> _Written request_
Where a line holds the word "suffix", copy that line.

> _Input for this task_

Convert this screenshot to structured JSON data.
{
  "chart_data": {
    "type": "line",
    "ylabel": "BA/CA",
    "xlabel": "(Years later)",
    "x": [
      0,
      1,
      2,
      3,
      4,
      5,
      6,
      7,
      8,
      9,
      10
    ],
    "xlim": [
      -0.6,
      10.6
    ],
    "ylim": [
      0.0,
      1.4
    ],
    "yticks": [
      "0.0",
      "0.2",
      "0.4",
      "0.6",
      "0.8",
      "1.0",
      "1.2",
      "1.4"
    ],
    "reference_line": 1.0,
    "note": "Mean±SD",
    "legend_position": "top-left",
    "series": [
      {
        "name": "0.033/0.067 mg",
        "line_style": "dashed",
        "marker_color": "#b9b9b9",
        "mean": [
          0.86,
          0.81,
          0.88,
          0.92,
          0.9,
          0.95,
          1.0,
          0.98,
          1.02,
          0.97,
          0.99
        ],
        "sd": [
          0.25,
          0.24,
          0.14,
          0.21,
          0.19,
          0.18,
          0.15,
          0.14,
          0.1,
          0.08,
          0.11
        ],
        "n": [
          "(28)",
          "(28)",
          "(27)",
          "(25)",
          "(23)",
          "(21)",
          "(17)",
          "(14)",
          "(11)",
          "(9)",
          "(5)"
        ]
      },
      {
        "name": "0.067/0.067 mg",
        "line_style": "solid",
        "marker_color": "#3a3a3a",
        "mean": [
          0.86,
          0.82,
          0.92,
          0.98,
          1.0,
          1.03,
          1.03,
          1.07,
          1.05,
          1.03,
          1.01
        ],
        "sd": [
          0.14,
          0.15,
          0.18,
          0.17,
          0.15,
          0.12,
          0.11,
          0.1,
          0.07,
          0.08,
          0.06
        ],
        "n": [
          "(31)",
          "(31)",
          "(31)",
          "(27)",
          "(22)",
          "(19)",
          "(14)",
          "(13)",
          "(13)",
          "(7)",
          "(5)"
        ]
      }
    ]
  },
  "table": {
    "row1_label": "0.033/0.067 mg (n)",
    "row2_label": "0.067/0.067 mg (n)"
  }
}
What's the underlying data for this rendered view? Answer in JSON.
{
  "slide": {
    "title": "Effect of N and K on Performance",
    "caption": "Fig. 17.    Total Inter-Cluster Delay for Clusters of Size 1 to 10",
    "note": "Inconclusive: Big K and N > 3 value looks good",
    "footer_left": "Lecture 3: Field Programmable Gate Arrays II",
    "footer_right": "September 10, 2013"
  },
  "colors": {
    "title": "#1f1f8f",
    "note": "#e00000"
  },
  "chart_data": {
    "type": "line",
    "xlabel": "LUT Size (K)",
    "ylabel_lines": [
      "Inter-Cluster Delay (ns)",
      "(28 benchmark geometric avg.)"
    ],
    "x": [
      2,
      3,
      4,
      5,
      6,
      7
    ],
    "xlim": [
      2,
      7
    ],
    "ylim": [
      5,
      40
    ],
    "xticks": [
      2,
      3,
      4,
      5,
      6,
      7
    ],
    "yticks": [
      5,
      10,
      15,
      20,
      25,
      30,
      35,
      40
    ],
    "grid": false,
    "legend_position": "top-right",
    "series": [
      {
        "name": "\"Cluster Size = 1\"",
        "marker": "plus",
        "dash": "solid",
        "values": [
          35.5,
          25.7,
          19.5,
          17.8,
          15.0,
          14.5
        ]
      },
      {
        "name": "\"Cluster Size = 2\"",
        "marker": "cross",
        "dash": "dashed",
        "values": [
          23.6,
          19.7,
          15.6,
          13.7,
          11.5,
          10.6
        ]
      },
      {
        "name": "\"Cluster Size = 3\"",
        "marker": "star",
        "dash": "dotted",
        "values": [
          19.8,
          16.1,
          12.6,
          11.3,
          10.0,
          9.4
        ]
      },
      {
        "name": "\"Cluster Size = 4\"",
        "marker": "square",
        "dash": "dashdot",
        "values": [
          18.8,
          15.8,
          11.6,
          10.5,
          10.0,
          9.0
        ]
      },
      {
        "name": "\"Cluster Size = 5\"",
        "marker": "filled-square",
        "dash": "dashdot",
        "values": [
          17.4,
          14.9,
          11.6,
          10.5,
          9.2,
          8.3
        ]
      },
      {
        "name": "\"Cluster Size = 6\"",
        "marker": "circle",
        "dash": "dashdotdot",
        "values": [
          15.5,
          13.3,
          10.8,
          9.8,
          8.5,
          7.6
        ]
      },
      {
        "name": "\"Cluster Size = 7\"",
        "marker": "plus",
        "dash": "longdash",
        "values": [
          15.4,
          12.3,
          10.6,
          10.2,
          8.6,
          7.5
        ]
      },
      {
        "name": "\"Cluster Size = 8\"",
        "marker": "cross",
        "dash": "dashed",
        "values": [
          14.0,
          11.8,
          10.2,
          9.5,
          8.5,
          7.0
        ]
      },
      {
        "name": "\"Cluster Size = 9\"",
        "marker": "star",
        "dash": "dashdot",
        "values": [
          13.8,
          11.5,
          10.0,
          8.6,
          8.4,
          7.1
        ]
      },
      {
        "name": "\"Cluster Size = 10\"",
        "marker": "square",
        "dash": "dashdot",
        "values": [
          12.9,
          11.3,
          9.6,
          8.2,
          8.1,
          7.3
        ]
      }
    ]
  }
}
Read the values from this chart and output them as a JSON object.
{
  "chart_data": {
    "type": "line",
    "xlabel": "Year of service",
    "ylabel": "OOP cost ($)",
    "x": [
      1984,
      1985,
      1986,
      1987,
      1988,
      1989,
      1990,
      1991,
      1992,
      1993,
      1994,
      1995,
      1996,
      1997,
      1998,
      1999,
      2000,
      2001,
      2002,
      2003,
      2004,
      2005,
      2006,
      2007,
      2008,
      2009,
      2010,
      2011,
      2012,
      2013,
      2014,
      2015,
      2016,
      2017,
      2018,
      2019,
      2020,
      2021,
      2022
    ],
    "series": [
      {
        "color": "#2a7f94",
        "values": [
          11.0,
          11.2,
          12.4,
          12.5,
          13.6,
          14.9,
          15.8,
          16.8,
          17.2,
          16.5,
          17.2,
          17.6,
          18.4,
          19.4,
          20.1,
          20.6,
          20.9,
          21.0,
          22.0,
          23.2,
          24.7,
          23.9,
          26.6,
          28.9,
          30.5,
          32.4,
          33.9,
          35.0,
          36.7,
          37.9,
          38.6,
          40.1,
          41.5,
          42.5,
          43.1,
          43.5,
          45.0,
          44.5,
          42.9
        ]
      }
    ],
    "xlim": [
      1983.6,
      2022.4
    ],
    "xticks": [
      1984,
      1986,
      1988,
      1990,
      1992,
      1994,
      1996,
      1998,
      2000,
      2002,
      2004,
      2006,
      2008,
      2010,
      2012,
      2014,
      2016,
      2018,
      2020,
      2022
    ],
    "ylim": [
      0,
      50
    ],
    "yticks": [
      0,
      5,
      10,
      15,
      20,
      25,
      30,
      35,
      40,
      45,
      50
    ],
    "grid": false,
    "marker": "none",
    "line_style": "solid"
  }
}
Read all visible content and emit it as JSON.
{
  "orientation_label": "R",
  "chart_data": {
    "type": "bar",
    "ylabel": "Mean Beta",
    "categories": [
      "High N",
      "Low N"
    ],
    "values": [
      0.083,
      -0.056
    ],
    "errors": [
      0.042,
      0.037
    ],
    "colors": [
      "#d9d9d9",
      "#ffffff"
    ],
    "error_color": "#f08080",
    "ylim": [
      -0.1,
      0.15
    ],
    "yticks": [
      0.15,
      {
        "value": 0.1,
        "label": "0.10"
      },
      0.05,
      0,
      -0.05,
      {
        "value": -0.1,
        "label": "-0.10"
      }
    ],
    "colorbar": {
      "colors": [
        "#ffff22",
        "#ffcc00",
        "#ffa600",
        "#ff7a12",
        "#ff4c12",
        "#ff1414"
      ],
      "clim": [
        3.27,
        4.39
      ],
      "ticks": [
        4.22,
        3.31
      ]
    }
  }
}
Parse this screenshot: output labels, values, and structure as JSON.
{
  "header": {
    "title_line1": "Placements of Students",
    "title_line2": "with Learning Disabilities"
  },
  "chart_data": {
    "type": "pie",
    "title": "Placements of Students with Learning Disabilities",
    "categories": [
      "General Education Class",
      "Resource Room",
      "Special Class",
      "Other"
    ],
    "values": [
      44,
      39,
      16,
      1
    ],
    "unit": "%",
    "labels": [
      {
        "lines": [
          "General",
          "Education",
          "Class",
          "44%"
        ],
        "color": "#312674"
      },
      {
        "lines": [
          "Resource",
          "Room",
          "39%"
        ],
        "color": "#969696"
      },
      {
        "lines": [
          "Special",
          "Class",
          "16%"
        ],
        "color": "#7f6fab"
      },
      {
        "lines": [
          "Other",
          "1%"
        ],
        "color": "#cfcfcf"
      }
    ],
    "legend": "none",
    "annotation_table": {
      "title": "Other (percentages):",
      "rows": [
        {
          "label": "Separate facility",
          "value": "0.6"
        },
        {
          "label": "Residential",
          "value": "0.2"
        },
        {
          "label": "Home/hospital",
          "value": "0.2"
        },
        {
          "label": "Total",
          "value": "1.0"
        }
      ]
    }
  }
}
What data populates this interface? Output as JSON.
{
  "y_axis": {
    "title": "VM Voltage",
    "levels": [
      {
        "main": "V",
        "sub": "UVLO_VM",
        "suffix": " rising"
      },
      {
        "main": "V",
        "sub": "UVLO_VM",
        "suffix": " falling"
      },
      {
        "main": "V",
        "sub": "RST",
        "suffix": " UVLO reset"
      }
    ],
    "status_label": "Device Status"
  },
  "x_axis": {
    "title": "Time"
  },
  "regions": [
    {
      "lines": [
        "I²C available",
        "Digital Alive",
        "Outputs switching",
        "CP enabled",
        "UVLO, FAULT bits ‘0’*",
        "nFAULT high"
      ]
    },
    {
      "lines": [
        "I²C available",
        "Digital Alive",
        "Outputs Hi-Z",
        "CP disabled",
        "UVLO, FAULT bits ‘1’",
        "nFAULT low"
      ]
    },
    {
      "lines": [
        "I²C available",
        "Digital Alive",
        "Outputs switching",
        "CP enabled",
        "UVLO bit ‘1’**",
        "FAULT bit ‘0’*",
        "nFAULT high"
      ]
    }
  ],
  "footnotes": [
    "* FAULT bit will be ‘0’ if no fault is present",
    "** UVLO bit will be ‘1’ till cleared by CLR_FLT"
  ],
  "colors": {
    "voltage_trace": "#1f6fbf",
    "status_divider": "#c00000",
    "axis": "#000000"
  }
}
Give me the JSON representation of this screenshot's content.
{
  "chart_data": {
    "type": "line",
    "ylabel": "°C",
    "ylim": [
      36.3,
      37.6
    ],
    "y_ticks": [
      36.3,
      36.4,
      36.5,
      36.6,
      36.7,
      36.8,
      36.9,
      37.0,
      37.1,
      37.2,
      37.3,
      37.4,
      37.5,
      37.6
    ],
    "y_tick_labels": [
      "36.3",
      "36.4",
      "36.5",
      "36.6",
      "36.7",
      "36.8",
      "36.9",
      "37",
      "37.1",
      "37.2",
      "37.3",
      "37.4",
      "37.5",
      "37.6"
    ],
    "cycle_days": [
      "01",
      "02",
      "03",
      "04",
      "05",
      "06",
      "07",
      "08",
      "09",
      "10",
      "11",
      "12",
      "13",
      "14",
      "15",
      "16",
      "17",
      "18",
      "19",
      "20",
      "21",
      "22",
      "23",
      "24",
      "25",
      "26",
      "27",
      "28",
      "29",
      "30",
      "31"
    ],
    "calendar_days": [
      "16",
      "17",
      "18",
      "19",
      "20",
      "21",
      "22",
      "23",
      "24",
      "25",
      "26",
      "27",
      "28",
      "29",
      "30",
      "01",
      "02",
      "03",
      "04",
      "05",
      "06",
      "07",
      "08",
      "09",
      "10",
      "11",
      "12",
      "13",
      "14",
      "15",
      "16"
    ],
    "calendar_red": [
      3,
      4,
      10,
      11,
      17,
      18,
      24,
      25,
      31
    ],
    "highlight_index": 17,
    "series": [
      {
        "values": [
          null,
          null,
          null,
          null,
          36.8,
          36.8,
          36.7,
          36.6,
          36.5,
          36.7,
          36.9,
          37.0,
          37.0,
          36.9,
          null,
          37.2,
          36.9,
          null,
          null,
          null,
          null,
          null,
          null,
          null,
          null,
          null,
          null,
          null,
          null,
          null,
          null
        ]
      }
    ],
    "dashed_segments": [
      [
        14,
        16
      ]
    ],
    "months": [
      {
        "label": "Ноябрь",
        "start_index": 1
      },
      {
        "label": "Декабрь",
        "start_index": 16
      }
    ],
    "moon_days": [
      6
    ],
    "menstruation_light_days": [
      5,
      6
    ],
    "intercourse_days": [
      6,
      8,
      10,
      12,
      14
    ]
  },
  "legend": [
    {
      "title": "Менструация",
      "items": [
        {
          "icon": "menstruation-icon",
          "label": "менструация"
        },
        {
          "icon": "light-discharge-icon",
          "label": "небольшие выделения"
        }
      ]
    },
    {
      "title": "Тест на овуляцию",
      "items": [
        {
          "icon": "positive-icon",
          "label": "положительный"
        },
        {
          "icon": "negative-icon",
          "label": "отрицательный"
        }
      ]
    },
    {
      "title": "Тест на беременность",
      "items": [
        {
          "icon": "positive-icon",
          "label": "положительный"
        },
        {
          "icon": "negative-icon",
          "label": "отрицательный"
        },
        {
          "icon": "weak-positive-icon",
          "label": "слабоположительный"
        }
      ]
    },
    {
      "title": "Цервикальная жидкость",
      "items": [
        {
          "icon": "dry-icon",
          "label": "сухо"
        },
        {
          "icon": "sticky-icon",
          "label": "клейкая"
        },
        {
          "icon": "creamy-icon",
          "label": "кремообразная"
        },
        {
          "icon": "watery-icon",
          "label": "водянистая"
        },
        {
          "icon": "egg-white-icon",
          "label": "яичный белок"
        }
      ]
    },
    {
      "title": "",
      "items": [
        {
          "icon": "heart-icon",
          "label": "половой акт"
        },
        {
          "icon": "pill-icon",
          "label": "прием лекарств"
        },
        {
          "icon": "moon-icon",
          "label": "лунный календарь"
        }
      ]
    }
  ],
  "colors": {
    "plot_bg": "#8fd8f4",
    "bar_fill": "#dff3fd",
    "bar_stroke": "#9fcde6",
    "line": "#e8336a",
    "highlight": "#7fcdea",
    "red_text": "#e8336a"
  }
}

> _Written solution_
        "suffix": " rising"
        "suffix": " falling"
        "suffix": " UVLO reset"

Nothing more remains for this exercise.